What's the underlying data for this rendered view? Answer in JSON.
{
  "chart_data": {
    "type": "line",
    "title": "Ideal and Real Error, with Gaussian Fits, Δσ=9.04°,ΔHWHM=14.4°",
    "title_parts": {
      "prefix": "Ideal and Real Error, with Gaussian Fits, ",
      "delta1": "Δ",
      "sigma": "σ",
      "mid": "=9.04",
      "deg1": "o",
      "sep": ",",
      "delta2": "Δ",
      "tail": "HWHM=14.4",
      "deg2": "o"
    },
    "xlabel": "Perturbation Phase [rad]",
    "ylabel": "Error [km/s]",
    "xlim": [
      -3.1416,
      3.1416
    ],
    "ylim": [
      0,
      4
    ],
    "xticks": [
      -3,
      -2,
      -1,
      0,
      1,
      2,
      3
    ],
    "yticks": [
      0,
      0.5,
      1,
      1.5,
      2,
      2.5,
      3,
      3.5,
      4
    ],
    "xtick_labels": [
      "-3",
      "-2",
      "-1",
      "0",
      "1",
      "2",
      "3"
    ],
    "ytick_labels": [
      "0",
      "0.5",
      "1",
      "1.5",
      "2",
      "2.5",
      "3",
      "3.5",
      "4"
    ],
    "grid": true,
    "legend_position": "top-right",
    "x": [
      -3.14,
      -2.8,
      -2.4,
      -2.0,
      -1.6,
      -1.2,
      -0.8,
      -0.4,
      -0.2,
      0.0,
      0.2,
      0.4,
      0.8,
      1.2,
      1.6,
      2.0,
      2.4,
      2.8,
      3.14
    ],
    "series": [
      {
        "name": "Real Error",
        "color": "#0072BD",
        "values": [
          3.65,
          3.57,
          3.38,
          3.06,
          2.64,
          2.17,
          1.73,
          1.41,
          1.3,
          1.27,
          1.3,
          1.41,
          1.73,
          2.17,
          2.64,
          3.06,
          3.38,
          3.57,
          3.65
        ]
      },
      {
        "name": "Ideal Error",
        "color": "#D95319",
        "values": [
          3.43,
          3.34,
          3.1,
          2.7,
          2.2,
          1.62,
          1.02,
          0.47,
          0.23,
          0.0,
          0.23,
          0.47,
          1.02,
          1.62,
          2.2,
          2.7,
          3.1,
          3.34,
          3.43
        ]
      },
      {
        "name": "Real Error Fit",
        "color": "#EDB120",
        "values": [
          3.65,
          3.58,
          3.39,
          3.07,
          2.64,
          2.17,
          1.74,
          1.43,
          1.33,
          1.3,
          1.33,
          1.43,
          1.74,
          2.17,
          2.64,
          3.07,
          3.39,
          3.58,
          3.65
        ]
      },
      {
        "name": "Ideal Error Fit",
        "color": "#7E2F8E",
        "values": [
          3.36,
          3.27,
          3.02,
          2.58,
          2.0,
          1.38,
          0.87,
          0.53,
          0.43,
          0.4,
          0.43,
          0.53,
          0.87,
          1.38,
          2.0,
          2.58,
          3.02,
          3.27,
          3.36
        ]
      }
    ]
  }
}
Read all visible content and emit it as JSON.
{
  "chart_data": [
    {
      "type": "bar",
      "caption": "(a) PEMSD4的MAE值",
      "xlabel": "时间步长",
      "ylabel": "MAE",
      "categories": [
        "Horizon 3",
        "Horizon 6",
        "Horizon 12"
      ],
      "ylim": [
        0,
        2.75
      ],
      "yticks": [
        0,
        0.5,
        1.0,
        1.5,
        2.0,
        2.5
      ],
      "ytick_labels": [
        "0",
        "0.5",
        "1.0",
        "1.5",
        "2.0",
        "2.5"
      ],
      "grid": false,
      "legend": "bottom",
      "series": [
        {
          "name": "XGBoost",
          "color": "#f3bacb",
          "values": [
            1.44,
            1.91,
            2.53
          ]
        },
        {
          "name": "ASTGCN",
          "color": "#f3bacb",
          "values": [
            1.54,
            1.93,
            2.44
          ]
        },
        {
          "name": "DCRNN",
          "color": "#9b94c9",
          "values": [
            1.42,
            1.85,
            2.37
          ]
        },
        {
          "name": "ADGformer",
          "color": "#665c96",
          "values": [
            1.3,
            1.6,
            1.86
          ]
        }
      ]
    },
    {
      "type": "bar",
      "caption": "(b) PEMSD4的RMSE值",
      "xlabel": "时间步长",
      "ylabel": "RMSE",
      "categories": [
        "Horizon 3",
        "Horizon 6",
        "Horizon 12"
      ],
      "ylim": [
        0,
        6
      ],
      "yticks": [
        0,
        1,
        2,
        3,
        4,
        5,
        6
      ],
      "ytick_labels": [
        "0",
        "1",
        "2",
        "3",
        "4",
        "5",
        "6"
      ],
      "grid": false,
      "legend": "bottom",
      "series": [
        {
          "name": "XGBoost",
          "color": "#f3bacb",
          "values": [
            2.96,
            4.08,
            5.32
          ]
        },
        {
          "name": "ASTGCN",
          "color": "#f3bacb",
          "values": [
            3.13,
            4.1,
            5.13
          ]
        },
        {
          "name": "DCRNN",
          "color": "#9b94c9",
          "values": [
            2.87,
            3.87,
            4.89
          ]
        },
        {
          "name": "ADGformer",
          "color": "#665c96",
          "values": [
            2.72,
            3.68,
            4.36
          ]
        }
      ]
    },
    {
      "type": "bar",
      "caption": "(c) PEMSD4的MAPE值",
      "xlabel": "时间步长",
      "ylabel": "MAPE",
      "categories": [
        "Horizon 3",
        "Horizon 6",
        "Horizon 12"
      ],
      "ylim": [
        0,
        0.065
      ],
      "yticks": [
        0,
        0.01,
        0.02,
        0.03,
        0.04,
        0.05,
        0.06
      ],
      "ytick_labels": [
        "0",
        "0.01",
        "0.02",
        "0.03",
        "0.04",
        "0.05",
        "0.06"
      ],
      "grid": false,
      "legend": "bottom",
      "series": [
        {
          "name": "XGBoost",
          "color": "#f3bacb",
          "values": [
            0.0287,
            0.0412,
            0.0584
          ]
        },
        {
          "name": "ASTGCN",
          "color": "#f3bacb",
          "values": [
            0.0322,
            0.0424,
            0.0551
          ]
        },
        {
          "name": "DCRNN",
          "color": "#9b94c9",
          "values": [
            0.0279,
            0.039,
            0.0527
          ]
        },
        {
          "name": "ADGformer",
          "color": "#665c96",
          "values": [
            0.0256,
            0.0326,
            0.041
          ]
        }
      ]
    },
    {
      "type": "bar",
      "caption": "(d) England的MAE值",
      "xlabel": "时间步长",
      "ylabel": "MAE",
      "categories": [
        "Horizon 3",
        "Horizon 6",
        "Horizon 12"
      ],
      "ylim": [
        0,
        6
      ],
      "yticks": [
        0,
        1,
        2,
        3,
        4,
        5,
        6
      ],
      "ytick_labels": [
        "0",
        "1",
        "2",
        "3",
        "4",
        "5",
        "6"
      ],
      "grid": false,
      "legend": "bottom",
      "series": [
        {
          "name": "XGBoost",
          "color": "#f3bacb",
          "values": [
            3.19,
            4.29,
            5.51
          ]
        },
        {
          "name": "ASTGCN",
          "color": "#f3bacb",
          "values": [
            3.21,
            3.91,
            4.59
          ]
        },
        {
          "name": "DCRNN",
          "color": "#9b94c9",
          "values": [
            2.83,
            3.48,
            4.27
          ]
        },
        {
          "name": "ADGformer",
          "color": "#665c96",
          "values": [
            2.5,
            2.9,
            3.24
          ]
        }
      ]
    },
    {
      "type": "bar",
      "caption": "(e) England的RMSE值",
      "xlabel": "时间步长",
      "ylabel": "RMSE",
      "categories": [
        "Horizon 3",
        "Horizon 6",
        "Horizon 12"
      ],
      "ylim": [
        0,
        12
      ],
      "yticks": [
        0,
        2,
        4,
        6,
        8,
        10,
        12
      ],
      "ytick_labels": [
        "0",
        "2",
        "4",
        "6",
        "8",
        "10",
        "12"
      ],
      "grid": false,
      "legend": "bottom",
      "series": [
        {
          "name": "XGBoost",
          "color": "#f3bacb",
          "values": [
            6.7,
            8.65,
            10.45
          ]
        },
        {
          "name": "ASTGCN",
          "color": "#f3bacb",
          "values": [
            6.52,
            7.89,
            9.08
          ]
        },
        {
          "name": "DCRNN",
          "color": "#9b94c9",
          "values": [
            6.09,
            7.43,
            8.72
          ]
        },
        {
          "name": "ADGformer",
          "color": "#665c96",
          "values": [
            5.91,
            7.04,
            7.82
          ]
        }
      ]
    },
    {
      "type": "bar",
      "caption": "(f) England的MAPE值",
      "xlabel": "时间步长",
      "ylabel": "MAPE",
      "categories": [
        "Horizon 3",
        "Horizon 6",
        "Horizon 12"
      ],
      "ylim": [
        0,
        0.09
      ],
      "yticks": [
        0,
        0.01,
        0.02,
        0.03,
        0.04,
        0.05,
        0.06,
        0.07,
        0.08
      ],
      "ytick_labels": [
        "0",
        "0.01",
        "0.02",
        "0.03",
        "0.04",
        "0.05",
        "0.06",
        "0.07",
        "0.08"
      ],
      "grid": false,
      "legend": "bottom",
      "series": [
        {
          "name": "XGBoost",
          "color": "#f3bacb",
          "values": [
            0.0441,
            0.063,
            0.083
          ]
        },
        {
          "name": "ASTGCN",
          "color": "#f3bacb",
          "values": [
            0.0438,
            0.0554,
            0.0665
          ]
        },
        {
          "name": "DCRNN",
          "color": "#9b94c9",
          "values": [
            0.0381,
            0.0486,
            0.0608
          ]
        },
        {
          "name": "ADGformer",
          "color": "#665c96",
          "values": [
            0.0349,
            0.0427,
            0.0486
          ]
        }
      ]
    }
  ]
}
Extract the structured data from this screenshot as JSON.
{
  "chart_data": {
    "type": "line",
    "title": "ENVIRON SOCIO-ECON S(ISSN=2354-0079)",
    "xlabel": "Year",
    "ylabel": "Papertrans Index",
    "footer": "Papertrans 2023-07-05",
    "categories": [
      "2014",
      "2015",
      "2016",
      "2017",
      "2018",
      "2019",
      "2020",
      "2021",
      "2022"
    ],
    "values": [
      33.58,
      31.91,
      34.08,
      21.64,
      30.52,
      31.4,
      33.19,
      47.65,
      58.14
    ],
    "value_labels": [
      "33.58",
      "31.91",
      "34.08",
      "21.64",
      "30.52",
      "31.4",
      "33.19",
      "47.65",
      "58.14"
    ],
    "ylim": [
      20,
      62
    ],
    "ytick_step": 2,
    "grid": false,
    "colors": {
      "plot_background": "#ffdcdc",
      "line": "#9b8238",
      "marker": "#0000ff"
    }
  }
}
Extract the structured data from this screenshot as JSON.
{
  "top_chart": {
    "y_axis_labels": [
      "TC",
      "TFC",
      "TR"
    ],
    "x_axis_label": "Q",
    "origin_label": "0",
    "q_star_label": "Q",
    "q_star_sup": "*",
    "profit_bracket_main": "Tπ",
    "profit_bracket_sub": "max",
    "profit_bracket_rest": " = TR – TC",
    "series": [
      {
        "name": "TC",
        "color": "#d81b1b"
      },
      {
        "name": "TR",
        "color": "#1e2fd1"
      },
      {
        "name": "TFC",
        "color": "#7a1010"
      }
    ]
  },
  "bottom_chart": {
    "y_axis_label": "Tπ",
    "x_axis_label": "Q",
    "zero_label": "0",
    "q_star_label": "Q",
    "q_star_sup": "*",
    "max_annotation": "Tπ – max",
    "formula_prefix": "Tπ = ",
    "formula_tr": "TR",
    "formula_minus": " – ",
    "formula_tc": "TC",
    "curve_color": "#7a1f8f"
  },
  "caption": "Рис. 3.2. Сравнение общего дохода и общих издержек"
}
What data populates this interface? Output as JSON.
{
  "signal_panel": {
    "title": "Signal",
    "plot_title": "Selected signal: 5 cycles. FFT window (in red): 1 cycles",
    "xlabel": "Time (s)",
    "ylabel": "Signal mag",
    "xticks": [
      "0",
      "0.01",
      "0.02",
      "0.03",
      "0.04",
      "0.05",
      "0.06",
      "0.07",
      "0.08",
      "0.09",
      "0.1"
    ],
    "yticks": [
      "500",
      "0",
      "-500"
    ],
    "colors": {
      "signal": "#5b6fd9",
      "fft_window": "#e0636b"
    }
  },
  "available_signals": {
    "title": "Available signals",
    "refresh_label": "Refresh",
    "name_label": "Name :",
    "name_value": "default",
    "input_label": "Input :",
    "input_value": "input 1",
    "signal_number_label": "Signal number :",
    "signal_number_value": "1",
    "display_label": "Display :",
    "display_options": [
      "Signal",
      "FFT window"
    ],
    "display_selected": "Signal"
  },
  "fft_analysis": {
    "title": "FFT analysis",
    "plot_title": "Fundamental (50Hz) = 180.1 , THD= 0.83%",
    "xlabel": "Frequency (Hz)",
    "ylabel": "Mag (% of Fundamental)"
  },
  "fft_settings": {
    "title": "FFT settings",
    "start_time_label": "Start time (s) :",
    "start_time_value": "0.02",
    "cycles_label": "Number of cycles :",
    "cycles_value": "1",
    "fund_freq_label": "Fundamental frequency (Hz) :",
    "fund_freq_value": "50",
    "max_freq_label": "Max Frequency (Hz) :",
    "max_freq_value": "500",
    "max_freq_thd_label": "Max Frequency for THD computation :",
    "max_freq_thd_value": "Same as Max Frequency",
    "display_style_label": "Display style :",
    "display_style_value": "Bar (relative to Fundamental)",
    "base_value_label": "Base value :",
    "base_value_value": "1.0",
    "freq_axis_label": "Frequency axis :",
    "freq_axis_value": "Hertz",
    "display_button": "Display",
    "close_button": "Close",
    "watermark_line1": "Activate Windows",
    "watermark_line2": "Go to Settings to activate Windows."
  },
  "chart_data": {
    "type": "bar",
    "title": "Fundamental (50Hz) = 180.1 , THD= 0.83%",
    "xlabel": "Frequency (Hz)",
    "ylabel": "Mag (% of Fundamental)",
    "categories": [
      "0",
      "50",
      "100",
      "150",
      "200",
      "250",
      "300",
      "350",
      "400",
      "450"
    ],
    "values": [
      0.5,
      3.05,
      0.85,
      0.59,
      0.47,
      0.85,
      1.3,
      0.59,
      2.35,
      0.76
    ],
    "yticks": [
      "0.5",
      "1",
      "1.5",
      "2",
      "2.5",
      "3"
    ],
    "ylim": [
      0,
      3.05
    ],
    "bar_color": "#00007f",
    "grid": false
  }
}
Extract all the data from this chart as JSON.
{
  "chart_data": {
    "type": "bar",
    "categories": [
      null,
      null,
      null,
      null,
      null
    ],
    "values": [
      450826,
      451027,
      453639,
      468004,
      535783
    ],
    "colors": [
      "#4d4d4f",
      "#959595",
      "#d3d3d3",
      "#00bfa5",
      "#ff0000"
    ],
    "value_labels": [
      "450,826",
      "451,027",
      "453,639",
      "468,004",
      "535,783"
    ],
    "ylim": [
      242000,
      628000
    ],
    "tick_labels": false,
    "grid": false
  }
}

▬▬▬

- [PROMPT]
Show each line of the data that contains the string "Fundamental".

- [REPLY]
    "plot_title": "Fundamental (50Hz) = 180.1 , THD= 0.83%",
    "ylabel": "Mag (% of Fundamental)"
    "fund_freq_label": "Fundamental frequency (Hz) :",
    "display_style_value": "Bar (relative to Fundamental)",
    "title": "Fundamental (50Hz) = 180.1 , THD= 0.83%",
    "ylabel": "Mag (% of Fundamental)",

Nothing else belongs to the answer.